-- What is needed --
Reproduce the following material exactly, including every line.
━━ Dataset entries
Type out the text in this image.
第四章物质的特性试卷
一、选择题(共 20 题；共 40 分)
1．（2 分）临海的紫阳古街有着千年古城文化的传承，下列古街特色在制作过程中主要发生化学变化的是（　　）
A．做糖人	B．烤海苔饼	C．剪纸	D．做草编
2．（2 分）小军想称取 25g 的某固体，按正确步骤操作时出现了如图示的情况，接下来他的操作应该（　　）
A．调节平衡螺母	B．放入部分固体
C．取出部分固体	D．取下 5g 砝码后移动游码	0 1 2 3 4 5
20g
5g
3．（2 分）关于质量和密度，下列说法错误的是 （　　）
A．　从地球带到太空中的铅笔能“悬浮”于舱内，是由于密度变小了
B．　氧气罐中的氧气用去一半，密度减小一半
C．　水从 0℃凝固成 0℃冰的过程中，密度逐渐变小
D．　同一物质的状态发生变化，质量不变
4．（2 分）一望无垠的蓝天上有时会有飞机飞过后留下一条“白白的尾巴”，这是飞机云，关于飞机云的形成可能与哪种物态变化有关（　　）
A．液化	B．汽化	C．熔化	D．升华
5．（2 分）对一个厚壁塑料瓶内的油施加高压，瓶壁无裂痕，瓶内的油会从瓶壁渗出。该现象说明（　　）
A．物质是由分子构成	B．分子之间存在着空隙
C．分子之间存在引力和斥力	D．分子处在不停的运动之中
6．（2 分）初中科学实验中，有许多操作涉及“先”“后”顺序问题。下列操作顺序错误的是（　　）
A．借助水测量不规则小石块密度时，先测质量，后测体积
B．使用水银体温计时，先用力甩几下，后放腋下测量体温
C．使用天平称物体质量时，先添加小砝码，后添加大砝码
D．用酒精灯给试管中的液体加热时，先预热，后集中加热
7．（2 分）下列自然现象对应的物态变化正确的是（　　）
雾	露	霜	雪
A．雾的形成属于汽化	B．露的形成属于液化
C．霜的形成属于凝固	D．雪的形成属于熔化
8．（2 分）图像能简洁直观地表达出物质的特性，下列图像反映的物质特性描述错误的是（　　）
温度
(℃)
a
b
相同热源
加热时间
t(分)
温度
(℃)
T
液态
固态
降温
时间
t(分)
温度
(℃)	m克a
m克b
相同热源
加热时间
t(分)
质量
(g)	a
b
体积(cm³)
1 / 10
━━━━
-- Task output --
Type out the text in this image.
第四章物质的特性试卷
一、选择题(共 20 题；共 40 分)
1．（2 分）临海的紫阳古街有着千年古城文化的传承，下列古街特色在制作过程中主要发生化学变化的是（　　）
A．做糖人	B．烤海苔饼	C．剪纸	D．做草编
2．（2 分）小军想称取 25g 的某固体，按正确步骤操作时出现了如图示的情况，接下来他的操作应该（　　）
A．调节平衡螺母	B．放入部分固体
C．取出部分固体	D．取下 5g 砝码后移动游码	0 1 2 3 4 5
20g
5g
3．（2 分）关于质量和密度，下列说法错误的是 （　　）
A．　从地球带到太空中的铅笔能“悬浮”于舱内，是由于密度变小了
B．　氧气罐中的氧气用去一半，密度减小一半
C．　水从 0℃凝固成 0℃冰的过程中，密度逐渐变小
D．　同一物质的状态发生变化，质量不变
4．（2 分）一望无垠的蓝天上有时会有飞机飞过后留下一条“白白的尾巴”，这是飞机云，关于飞机云的形成可能与哪种物态变化有关（　　）
A．液化	B．汽化	C．熔化	D．升华
5．（2 分）对一个厚壁塑料瓶内的油施加高压，瓶壁无裂痕，瓶内的油会从瓶壁渗出。该现象说明（　　）
A．物质是由分子构成	B．分子之间存在着空隙
C．分子之间存在引力和斥力	D．分子处在不停的运动之中
6．（2 分）初中科学实验中，有许多操作涉及“先”“后”顺序问题。下列操作顺序错误的是（　　）
A．借助水测量不规则小石块密度时，先测质量，后测体积
B．使用水银体温计时，先用力甩几下，后放腋下测量体温
C．使用天平称物体质量时，先添加小砝码，后添加大砝码
D．用酒精灯给试管中的液体加热时，先预热，后集中加热
7．（2 分）下列自然现象对应的物态变化正确的是（　　）
雾	露	霜	雪
A．雾的形成属于汽化	B．露的形成属于液化
C．霜的形成属于凝固	D．雪的形成属于熔化
8．（2 分）图像能简洁直观地表达出物质的特性，下列图像反映的物质特性描述错误的是（　　）
温度
(℃)
a
b
相同热源
加热时间
t(分)
温度
(℃)
T
液态
固态
降温
时间
t(分)
温度
(℃)	m克a
m克b
相同热源
加热时间
t(分)
质量
(g)	a
b
体积(cm³)
1 / 10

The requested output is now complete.